Raccogli ogni riga dei record in cui compare la stringa "John".

▸ **Dati da usare**
········

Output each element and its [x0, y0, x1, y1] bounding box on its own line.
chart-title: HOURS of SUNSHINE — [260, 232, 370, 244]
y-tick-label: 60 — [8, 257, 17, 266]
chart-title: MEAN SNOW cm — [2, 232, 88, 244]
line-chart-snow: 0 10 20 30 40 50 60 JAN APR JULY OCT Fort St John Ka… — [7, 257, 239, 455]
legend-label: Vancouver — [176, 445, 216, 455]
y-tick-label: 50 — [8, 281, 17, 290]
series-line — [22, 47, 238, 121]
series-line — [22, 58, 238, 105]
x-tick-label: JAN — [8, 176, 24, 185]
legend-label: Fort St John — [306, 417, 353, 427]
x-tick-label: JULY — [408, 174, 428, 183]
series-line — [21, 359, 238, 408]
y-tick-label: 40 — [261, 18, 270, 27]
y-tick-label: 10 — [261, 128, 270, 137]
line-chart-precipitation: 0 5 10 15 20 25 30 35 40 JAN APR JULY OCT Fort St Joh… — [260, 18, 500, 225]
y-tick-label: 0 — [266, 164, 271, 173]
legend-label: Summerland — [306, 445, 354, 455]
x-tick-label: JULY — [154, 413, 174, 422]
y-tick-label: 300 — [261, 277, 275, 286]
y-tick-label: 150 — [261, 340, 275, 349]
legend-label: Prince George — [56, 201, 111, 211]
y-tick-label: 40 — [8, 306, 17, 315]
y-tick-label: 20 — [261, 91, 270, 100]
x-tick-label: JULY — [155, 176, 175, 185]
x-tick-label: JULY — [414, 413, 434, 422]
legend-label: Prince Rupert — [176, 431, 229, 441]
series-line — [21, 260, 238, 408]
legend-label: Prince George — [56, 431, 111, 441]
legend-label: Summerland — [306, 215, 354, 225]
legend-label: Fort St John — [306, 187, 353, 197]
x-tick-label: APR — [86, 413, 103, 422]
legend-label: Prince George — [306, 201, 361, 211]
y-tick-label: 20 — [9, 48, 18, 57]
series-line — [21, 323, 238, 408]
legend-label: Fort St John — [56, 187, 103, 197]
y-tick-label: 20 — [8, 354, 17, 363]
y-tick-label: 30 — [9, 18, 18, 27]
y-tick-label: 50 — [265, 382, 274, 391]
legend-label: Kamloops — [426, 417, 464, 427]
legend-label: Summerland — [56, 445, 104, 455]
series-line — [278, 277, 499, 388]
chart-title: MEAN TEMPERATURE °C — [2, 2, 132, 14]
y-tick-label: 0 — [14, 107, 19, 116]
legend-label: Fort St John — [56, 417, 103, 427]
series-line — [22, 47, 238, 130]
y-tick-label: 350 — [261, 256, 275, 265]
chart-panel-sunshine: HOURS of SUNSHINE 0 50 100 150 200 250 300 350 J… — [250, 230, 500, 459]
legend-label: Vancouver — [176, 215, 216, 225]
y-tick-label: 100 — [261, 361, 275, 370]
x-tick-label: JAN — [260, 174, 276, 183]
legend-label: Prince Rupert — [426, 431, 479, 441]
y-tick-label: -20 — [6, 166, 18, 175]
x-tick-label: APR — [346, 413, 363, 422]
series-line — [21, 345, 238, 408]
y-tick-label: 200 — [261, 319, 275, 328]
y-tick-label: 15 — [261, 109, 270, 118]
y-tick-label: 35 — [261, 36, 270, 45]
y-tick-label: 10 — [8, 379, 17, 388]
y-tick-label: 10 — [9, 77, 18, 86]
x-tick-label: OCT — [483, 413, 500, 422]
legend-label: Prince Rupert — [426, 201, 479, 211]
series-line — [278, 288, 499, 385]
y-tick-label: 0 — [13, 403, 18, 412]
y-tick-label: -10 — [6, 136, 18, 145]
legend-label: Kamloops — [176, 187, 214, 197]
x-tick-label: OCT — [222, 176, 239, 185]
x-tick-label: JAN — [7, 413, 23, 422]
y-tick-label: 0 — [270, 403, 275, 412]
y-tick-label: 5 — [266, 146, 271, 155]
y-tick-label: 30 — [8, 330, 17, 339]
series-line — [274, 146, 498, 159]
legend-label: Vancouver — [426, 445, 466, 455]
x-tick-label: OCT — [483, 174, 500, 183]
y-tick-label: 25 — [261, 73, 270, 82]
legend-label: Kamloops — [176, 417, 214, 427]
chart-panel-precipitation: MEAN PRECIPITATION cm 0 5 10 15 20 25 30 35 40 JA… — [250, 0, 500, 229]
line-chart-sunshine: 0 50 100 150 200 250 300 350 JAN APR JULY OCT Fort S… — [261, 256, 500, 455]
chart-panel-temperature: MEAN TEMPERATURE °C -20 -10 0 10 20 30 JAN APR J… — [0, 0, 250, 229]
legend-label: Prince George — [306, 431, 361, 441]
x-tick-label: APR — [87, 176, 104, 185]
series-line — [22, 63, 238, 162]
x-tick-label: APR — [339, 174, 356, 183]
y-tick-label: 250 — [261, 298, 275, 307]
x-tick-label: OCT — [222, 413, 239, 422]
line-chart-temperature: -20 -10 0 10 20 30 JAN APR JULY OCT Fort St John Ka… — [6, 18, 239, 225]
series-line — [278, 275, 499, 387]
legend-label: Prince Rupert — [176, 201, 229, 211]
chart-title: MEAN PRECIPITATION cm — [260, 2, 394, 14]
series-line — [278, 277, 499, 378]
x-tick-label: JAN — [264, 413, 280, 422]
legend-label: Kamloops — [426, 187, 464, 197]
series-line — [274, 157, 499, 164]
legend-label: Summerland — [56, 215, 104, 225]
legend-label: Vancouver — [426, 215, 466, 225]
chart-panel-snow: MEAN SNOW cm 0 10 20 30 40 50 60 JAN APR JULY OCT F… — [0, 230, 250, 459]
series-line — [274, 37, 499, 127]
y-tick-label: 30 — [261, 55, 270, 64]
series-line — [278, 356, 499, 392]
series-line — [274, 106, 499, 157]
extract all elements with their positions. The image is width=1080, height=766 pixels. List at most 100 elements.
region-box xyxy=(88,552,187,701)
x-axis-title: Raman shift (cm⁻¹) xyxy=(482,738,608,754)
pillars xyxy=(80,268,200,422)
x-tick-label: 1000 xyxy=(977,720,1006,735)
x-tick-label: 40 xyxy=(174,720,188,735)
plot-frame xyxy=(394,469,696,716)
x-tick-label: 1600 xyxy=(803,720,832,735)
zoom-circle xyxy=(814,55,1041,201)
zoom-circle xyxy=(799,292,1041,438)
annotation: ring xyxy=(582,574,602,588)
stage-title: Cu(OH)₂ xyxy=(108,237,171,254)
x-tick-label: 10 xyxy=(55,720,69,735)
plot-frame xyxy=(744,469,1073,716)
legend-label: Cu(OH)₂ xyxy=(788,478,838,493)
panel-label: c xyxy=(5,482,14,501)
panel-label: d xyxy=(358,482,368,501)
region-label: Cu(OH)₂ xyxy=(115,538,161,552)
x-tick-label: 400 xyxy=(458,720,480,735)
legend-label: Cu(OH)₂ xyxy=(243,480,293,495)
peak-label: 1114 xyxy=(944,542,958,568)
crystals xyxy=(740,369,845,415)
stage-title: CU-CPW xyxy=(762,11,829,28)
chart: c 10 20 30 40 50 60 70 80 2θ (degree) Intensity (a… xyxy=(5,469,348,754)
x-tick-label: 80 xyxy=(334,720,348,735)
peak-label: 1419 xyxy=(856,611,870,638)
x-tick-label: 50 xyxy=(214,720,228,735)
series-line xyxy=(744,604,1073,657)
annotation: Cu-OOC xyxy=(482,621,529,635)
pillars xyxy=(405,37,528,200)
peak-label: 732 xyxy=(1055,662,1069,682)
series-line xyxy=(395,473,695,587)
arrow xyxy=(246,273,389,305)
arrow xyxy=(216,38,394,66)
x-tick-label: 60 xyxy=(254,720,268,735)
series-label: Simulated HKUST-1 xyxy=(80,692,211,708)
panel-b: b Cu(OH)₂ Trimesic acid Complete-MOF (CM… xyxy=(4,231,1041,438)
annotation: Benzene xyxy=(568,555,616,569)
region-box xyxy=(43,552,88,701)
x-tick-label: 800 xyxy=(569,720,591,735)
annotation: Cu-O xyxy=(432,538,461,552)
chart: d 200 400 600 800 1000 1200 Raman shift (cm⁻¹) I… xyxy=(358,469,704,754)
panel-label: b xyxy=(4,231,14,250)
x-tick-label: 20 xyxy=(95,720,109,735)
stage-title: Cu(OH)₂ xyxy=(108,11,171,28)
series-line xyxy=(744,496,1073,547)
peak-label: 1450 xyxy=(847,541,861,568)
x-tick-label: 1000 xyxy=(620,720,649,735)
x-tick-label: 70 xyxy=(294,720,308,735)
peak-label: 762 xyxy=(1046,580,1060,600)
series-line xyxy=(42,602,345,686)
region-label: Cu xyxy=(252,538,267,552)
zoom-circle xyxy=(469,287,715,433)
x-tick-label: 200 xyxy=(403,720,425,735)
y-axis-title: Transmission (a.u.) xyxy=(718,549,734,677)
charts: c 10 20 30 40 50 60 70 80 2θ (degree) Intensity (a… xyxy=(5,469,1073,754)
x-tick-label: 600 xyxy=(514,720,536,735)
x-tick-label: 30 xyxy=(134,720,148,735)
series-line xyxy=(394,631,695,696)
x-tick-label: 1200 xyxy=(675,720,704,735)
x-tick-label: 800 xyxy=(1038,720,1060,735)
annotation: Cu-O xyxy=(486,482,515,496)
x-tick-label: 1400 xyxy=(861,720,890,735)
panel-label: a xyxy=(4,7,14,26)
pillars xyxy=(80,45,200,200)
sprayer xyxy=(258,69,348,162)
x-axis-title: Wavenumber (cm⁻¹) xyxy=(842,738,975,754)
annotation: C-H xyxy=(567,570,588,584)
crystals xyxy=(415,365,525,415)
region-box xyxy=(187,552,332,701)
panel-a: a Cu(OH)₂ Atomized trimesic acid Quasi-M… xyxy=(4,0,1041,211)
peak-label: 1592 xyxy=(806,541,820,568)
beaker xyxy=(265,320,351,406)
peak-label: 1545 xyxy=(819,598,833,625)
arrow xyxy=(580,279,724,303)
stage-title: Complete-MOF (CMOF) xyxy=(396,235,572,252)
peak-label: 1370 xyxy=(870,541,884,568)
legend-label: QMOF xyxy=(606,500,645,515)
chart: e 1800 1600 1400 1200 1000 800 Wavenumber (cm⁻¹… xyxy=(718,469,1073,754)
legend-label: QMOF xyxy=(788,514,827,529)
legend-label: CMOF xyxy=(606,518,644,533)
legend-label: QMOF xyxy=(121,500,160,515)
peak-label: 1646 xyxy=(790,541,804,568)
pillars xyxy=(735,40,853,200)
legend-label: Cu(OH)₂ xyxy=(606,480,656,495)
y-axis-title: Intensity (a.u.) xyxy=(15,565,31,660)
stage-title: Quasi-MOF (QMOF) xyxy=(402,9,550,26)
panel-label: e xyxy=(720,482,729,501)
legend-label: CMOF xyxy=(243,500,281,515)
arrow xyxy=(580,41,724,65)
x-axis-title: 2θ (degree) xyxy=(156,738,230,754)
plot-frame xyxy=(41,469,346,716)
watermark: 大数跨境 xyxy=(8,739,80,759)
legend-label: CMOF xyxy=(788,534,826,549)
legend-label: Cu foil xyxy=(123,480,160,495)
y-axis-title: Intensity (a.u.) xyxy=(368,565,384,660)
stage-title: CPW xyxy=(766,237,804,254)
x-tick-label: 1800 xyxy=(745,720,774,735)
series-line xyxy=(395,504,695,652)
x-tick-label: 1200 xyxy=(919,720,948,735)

········

▸ **Risultato esercizio**
line-chart-snow: 0 10 20 30 40 50 60 JAN APR JULY OCT Fort St John Ka… — [7, 257, 239, 455]
legend-label: Fort St John — [306, 417, 353, 427]
legend-label: Fort St John — [306, 187, 353, 197]
legend-label: Fort St John — [56, 187, 103, 197]
legend-label: Fort St John — [56, 417, 103, 427]
line-chart-temperature: -20 -10 0 10 20 30 JAN APR JULY OCT Fort St John Ka… — [6, 18, 239, 225]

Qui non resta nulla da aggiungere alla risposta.